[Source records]
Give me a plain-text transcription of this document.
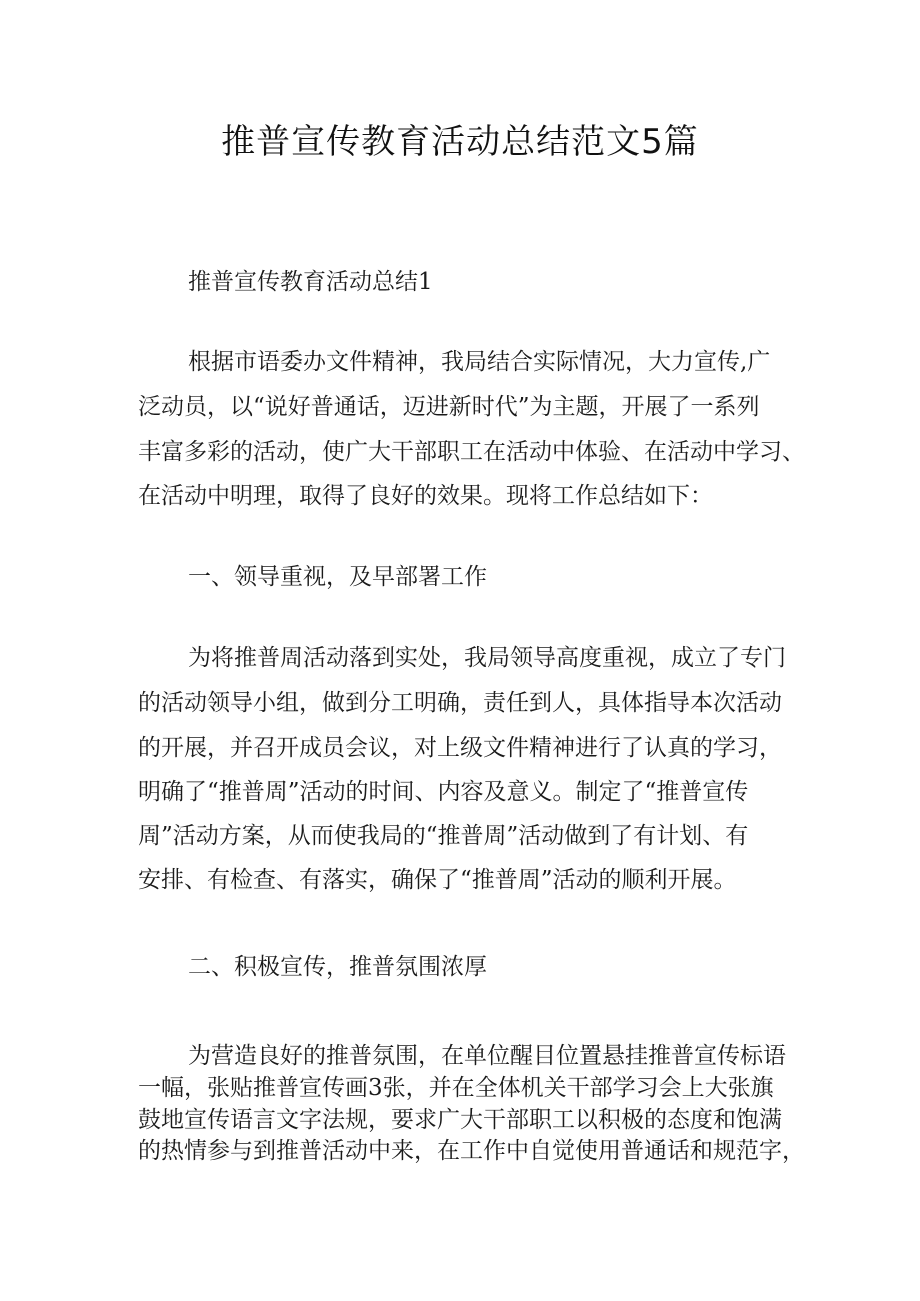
推普宣传教育活动总结范文5篇
推普宣传教育活动总结1
根据市语委办文件精神，我局结合实际情况，大力宣传,广
泛动员，以“说好普通话，迈进新时代”为主题，开展了一系列
丰富多彩的活动，使广大干部职工在活动中体验、在活动中学习、
在活动中明理，取得了良好的效果。现将工作总结如下：
一、领导重视，及早部署工作
为将推普周活动落到实处，我局领导高度重视，成立了专门
的活动领导小组，做到分工明确，责任到人，具体指导本次活动
的开展，并召开成员会议，对上级文件精神进行了认真的学习，
明确了“推普周”活动的时间、内容及意义。制定了“推普宣传
周”活动方案，从而使我局的“推普周”活动做到了有计划、有
安排、有检查、有落实，确保了“推普周”活动的顺利开展。
二、积极宣传，推普氛围浓厚
为营造良好的推普氛围，在单位醒目位置悬挂推普宣传标语
一幅，张贴推普宣传画3张，并在全体机关干部学习会上大张旗
鼓地宣传语言文字法规，要求广大干部职工以积极的态度和饱满
的热情参与到推普活动中来，在工作中自觉使用普通话和规范字，
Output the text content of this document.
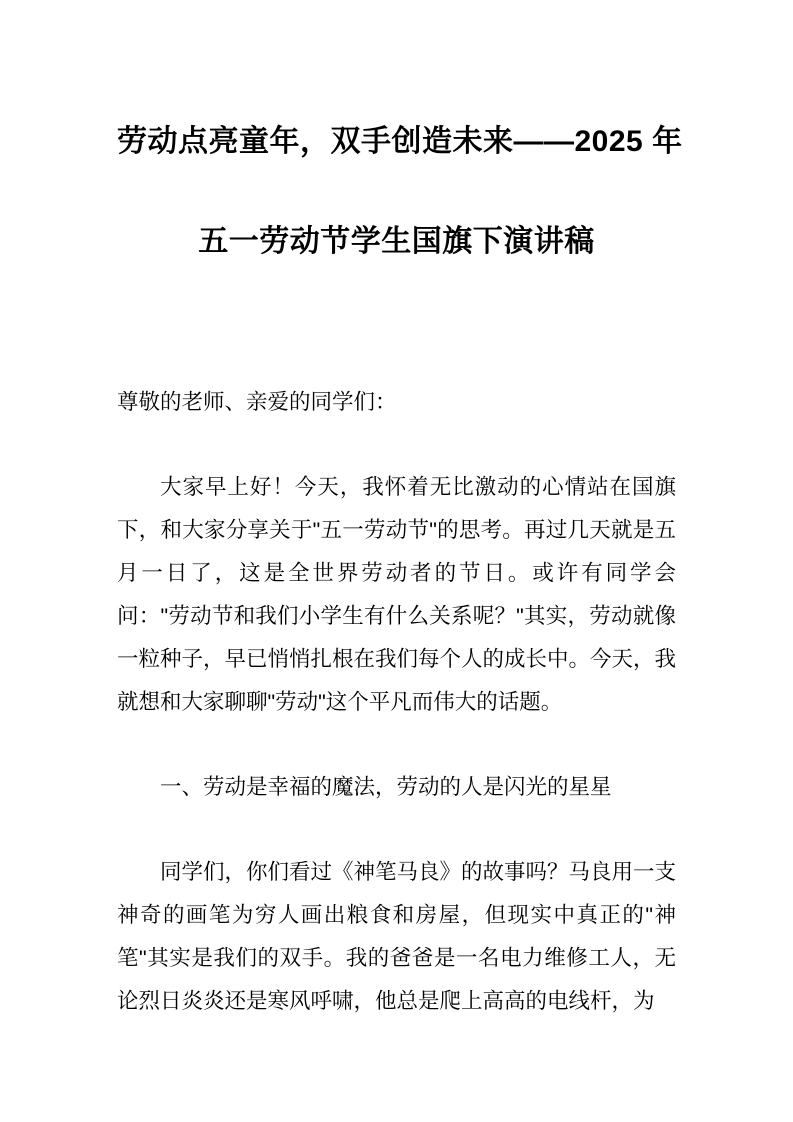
劳动点亮童年，双手创造未来——2025 年
五一劳动节学生国旗下演讲稿

尊敬的老师、亲爱的同学们：

大家早上好！今天，我怀着无比激动的心情站在国旗下，和大家分享关于"五一劳动节"的思考。再过几天就是五月一日了，这是全世界劳动者的节日。或许有同学会问："劳动节和我们小学生有什么关系呢？"其实，劳动就像一粒种子，早已悄悄扎根在我们每个人的成长中。今天，我就想和大家聊聊"劳动"这个平凡而伟大的话题。

一、劳动是幸福的魔法，劳动的人是闪光的星星

同学们，你们看过《神笔马良》的故事吗？马良用一支神奇的画笔为穷人画出粮食和房屋，但现实中真正的"神笔"其实是我们的双手。我的爸爸是一名电力维修工人，无论烈日炎炎还是寒风呼啸，他总是爬上高高的电线杆，为
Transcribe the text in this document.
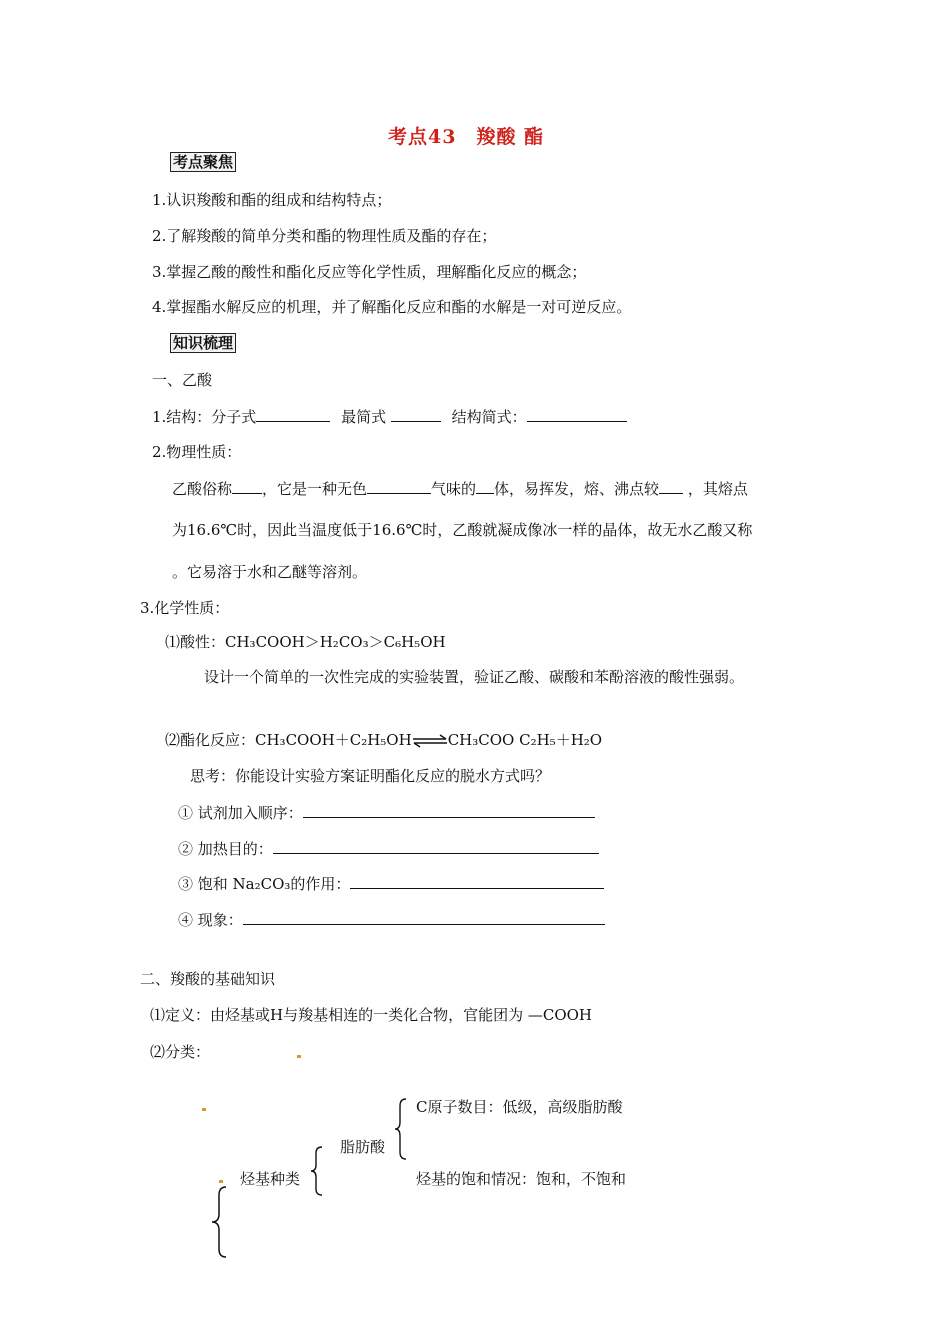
考点43　羧酸 酯
考点聚焦
1.认识羧酸和酯的组成和结构特点；
2.了解羧酸的简单分类和酯的物理性质及酯的存在；
3.掌握乙酸的酸性和酯化反应等化学性质，理解酯化反应的概念；
4.掌握酯水解反应的机理，并了解酯化反应和酯的水解是一对可逆反应。
知识梳理
一、乙酸
1.结构：分子式	最简式	结构简式：
2.物理性质：
乙酸俗称 ，它是一种无色	气味的 体，易挥发，熔、沸点较 ，其熔点
为16.6℃时，因此当温度低于16.6℃时，乙酸就凝成像冰一样的晶体，故无水乙酸又称
。它易溶于水和乙醚等溶剂。
3.化学性质：
⑴酸性：CH₃COOH＞H₂CO₃＞C₆H₅OH
设计一个简单的一次性完成的实验装置，验证乙酸、碳酸和苯酚溶液的酸性强弱。
⑵酯化反应：CH₃COOH＋C₂H₅OH⇌CH₃COO C₂H₅＋H₂O
思考：你能设计实验方案证明酯化反应的脱水方式吗？
① 试剂加入顺序：
② 加热目的：
③ 饱和 Na₂CO₃的作用：
④ 现象：
二、羧酸的基础知识
⑴定义：由烃基或H与羧基相连的一类化合物，官能团为 —COOH
⑵分类：
C原子数目：低级，高级脂肪酸
脂肪酸
烃基的饱和情况：饱和，不饱和
烃基种类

### [Task to complete]
Are you able to set down all the lines above exactly, without any pictures?

### [Answer to this task]
Give me a plain-text transcription of this document.
推普宣传教育活动总结范文5篇
推普宣传教育活动总结1
根据市语委办文件精神，我局结合实际情况，大力宣传,广
泛动员，以“说好普通话，迈进新时代”为主题，开展了一系列
丰富多彩的活动，使广大干部职工在活动中体验、在活动中学习、
在活动中明理，取得了良好的效果。现将工作总结如下：
一、领导重视，及早部署工作
为将推普周活动落到实处，我局领导高度重视，成立了专门
的活动领导小组，做到分工明确，责任到人，具体指导本次活动
的开展，并召开成员会议，对上级文件精神进行了认真的学习，
明确了“推普周”活动的时间、内容及意义。制定了“推普宣传
周”活动方案，从而使我局的“推普周”活动做到了有计划、有
安排、有检查、有落实，确保了“推普周”活动的顺利开展。
二、积极宣传，推普氛围浓厚
为营造良好的推普氛围，在单位醒目位置悬挂推普宣传标语
一幅，张贴推普宣传画3张，并在全体机关干部学习会上大张旗
鼓地宣传语言文字法规，要求广大干部职工以积极的态度和饱满
的热情参与到推普活动中来，在工作中自觉使用普通话和规范字，
Output the text content of this document.
劳动点亮童年，双手创造未来——2025 年
五一劳动节学生国旗下演讲稿

尊敬的老师、亲爱的同学们：

大家早上好！今天，我怀着无比激动的心情站在国旗下，和大家分享关于"五一劳动节"的思考。再过几天就是五月一日了，这是全世界劳动者的节日。或许有同学会问："劳动节和我们小学生有什么关系呢？"其实，劳动就像一粒种子，早已悄悄扎根在我们每个人的成长中。今天，我就想和大家聊聊"劳动"这个平凡而伟大的话题。

一、劳动是幸福的魔法，劳动的人是闪光的星星

同学们，你们看过《神笔马良》的故事吗？马良用一支神奇的画笔为穷人画出粮食和房屋，但现实中真正的"神笔"其实是我们的双手。我的爸爸是一名电力维修工人，无论烈日炎炎还是寒风呼啸，他总是爬上高高的电线杆，为
Transcribe the text in this document.
考点43　羧酸 酯
考点聚焦
1.认识羧酸和酯的组成和结构特点；
2.了解羧酸的简单分类和酯的物理性质及酯的存在；
3.掌握乙酸的酸性和酯化反应等化学性质，理解酯化反应的概念；
4.掌握酯水解反应的机理，并了解酯化反应和酯的水解是一对可逆反应。
知识梳理
一、乙酸
1.结构：分子式	最简式	结构简式：
2.物理性质：
乙酸俗称 ，它是一种无色	气味的 体，易挥发，熔、沸点较 ，其熔点
为16.6℃时，因此当温度低于16.6℃时，乙酸就凝成像冰一样的晶体，故无水乙酸又称
。它易溶于水和乙醚等溶剂。
3.化学性质：
⑴酸性：CH₃COOH＞H₂CO₃＞C₆H₅OH
设计一个简单的一次性完成的实验装置，验证乙酸、碳酸和苯酚溶液的酸性强弱。
⑵酯化反应：CH₃COOH＋C₂H₅OH⇌CH₃COO C₂H₅＋H₂O
思考：你能设计实验方案证明酯化反应的脱水方式吗？
① 试剂加入顺序：
② 加热目的：
③ 饱和 Na₂CO₃的作用：
④ 现象：
二、羧酸的基础知识
⑴定义：由烃基或H与羧基相连的一类化合物，官能团为 —COOH
⑵分类：
C原子数目：低级，高级脂肪酸
脂肪酸
烃基的饱和情况：饱和，不饱和
烃基种类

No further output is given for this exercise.